Your task is to give the listing below back word for word, pictures excluded.

RECORDS FOR THIS TASK start

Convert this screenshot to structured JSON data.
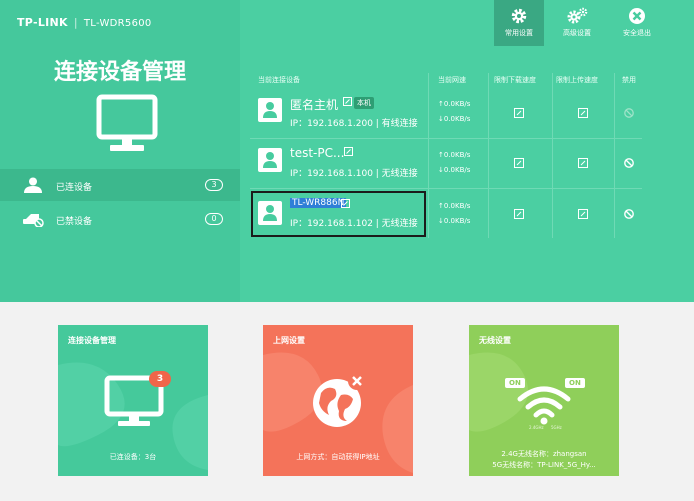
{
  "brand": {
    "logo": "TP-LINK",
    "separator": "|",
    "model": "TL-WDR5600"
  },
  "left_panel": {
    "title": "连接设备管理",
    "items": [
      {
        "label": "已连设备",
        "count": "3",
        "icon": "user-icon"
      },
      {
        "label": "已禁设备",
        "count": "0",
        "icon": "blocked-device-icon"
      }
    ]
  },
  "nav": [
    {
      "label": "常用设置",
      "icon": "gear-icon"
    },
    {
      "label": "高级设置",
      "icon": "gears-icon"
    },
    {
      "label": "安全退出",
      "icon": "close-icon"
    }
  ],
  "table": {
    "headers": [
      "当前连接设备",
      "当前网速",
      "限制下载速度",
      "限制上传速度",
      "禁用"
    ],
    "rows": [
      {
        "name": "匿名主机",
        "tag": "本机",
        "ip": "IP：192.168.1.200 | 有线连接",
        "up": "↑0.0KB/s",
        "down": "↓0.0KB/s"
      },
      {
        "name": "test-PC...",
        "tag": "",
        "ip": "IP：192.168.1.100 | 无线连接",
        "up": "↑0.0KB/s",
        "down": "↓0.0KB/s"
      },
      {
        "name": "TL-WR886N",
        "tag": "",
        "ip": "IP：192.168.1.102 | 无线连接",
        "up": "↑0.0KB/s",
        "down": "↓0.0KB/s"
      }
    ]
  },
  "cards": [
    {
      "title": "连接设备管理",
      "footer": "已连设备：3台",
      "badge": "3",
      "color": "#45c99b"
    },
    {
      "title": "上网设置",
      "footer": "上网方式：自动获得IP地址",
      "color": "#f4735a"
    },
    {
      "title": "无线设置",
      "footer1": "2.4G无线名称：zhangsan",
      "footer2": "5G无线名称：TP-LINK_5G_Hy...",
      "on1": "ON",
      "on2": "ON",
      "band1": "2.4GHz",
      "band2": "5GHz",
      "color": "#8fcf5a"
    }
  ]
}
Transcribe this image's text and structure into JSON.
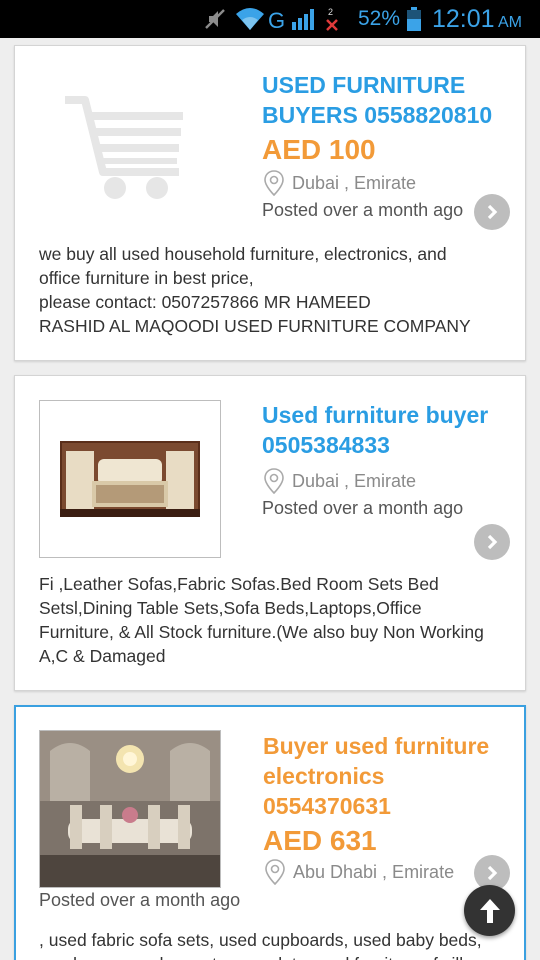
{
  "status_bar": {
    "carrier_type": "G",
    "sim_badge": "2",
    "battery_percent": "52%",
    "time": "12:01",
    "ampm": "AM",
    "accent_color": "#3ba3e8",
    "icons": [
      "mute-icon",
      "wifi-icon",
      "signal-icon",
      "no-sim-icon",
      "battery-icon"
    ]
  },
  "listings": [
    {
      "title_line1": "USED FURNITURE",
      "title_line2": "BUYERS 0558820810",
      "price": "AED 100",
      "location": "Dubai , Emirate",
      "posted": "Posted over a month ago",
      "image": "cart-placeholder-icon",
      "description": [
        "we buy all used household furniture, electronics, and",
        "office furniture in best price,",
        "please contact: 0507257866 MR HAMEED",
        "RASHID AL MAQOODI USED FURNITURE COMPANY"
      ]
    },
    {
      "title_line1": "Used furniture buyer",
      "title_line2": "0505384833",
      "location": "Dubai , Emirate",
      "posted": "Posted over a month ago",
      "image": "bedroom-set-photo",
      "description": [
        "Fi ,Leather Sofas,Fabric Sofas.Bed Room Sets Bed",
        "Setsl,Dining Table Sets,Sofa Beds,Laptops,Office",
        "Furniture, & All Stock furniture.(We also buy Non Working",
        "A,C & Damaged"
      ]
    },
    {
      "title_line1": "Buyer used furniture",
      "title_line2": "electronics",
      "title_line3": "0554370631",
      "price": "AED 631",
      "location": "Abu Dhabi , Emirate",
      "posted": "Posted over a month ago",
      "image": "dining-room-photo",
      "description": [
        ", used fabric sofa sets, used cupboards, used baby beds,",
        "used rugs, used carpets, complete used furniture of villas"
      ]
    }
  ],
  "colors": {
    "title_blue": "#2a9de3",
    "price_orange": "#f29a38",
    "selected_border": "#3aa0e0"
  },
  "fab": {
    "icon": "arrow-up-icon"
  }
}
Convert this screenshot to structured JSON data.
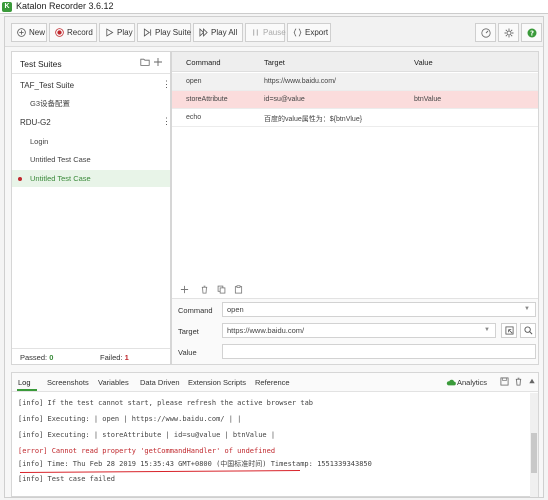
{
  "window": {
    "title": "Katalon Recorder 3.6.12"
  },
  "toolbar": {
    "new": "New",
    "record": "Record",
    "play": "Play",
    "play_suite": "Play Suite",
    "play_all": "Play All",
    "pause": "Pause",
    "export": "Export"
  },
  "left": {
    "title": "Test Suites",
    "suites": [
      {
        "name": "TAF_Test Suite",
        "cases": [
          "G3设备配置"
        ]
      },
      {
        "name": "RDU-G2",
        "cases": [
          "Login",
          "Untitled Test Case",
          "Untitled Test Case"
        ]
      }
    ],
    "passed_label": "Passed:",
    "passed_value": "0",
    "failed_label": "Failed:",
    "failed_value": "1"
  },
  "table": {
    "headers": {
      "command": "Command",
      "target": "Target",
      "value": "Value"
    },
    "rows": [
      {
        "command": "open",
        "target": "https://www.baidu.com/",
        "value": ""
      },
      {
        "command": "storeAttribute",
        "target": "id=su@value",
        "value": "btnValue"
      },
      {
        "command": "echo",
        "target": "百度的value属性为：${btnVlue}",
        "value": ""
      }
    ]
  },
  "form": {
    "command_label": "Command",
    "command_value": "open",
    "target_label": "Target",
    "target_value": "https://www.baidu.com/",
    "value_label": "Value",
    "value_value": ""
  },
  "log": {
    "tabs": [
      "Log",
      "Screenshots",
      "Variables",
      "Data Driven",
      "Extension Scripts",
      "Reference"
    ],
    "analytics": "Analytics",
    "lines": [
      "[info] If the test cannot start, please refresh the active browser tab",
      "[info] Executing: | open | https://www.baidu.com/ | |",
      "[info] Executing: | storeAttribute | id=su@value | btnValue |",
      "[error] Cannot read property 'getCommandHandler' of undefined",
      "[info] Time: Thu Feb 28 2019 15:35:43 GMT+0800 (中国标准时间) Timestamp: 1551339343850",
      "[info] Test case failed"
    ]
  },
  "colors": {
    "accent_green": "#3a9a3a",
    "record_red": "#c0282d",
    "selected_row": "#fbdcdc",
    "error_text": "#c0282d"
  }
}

RECORDS FOR THIS TASK end

> **EXERCISE OUTPUT**:
Convert this screenshot to structured JSON data.
{
  "brand": {
    "logo": "TP-LINK",
    "separator": "|",
    "model": "TL-WDR5600"
  },
  "left_panel": {
    "title": "连接设备管理",
    "items": [
      {
        "label": "已连设备",
        "count": "3",
        "icon": "user-icon"
      },
      {
        "label": "已禁设备",
        "count": "0",
        "icon": "blocked-device-icon"
      }
    ]
  },
  "nav": [
    {
      "label": "常用设置",
      "icon": "gear-icon"
    },
    {
      "label": "高级设置",
      "icon": "gears-icon"
    },
    {
      "label": "安全退出",
      "icon": "close-icon"
    }
  ],
  "table": {
    "headers": [
      "当前连接设备",
      "当前网速",
      "限制下载速度",
      "限制上传速度",
      "禁用"
    ],
    "rows": [
      {
        "name": "匿名主机",
        "tag": "本机",
        "ip": "IP：192.168.1.200 | 有线连接",
        "up": "↑0.0KB/s",
        "down": "↓0.0KB/s"
      },
      {
        "name": "test-PC...",
        "tag": "",
        "ip": "IP：192.168.1.100 | 无线连接",
        "up": "↑0.0KB/s",
        "down": "↓0.0KB/s"
      },
      {
        "name": "TL-WR886N",
        "tag": "",
        "ip": "IP：192.168.1.102 | 无线连接",
        "up": "↑0.0KB/s",
        "down": "↓0.0KB/s"
      }
    ]
  },
  "cards": [
    {
      "title": "连接设备管理",
      "footer": "已连设备：3台",
      "badge": "3",
      "color": "#45c99b"
    },
    {
      "title": "上网设置",
      "footer": "上网方式：自动获得IP地址",
      "color": "#f4735a"
    },
    {
      "title": "无线设置",
      "footer1": "2.4G无线名称：zhangsan",
      "footer2": "5G无线名称：TP-LINK_5G_Hy...",
      "on1": "ON",
      "on2": "ON",
      "band1": "2.4GHz",
      "band2": "5GHz",
      "color": "#8fcf5a"
    }
  ]
}
Transcribe this image's text and structure into JSON.
{
  "status_bar": {
    "carrier_type": "G",
    "sim_badge": "2",
    "battery_percent": "52%",
    "time": "12:01",
    "ampm": "AM",
    "accent_color": "#3ba3e8",
    "icons": [
      "mute-icon",
      "wifi-icon",
      "signal-icon",
      "no-sim-icon",
      "battery-icon"
    ]
  },
  "listings": [
    {
      "title_line1": "USED FURNITURE",
      "title_line2": "BUYERS 0558820810",
      "price": "AED 100",
      "location": "Dubai , Emirate",
      "posted": "Posted over a month ago",
      "image": "cart-placeholder-icon",
      "description": [
        "we buy all used household furniture, electronics, and",
        "office furniture in best price,",
        "please contact: 0507257866 MR HAMEED",
        "RASHID AL MAQOODI USED FURNITURE COMPANY"
      ]
    },
    {
      "title_line1": "Used furniture buyer",
      "title_line2": "0505384833",
      "location": "Dubai , Emirate",
      "posted": "Posted over a month ago",
      "image": "bedroom-set-photo",
      "description": [
        "Fi ,Leather Sofas,Fabric Sofas.Bed Room Sets Bed",
        "Setsl,Dining Table Sets,Sofa Beds,Laptops,Office",
        "Furniture, & All Stock furniture.(We also buy Non Working",
        "A,C & Damaged"
      ]
    },
    {
      "title_line1": "Buyer used furniture",
      "title_line2": "electronics",
      "title_line3": "0554370631",
      "price": "AED 631",
      "location": "Abu Dhabi , Emirate",
      "posted": "Posted over a month ago",
      "image": "dining-room-photo",
      "description": [
        ", used fabric sofa sets, used cupboards, used baby beds,",
        "used rugs, used carpets, complete used furniture of villas"
      ]
    }
  ],
  "colors": {
    "title_blue": "#2a9de3",
    "price_orange": "#f29a38",
    "selected_border": "#3aa0e0"
  },
  "fab": {
    "icon": "arrow-up-icon"
  }
}
Convert this screenshot to structured JSON data.
{
  "window": {
    "title": "Katalon Recorder 3.6.12"
  },
  "toolbar": {
    "new": "New",
    "record": "Record",
    "play": "Play",
    "play_suite": "Play Suite",
    "play_all": "Play All",
    "pause": "Pause",
    "export": "Export"
  },
  "left": {
    "title": "Test Suites",
    "suites": [
      {
        "name": "TAF_Test Suite",
        "cases": [
          "G3设备配置"
        ]
      },
      {
        "name": "RDU-G2",
        "cases": [
          "Login",
          "Untitled Test Case",
          "Untitled Test Case"
        ]
      }
    ],
    "passed_label": "Passed:",
    "passed_value": "0",
    "failed_label": "Failed:",
    "failed_value": "1"
  },
  "table": {
    "headers": {
      "command": "Command",
      "target": "Target",
      "value": "Value"
    },
    "rows": [
      {
        "command": "open",
        "target": "https://www.baidu.com/",
        "value": ""
      },
      {
        "command": "storeAttribute",
        "target": "id=su@value",
        "value": "btnValue"
      },
      {
        "command": "echo",
        "target": "百度的value属性为：${btnVlue}",
        "value": ""
      }
    ]
  },
  "form": {
    "command_label": "Command",
    "command_value": "open",
    "target_label": "Target",
    "target_value": "https://www.baidu.com/",
    "value_label": "Value",
    "value_value": ""
  },
  "log": {
    "tabs": [
      "Log",
      "Screenshots",
      "Variables",
      "Data Driven",
      "Extension Scripts",
      "Reference"
    ],
    "analytics": "Analytics",
    "lines": [
      "[info] If the test cannot start, please refresh the active browser tab",
      "[info] Executing: | open | https://www.baidu.com/ | |",
      "[info] Executing: | storeAttribute | id=su@value | btnValue |",
      "[error] Cannot read property 'getCommandHandler' of undefined",
      "[info] Time: Thu Feb 28 2019 15:35:43 GMT+0800 (中国标准时间) Timestamp: 1551339343850",
      "[info] Test case failed"
    ]
  },
  "colors": {
    "accent_green": "#3a9a3a",
    "record_red": "#c0282d",
    "selected_row": "#fbdcdc",
    "error_text": "#c0282d"
  }
}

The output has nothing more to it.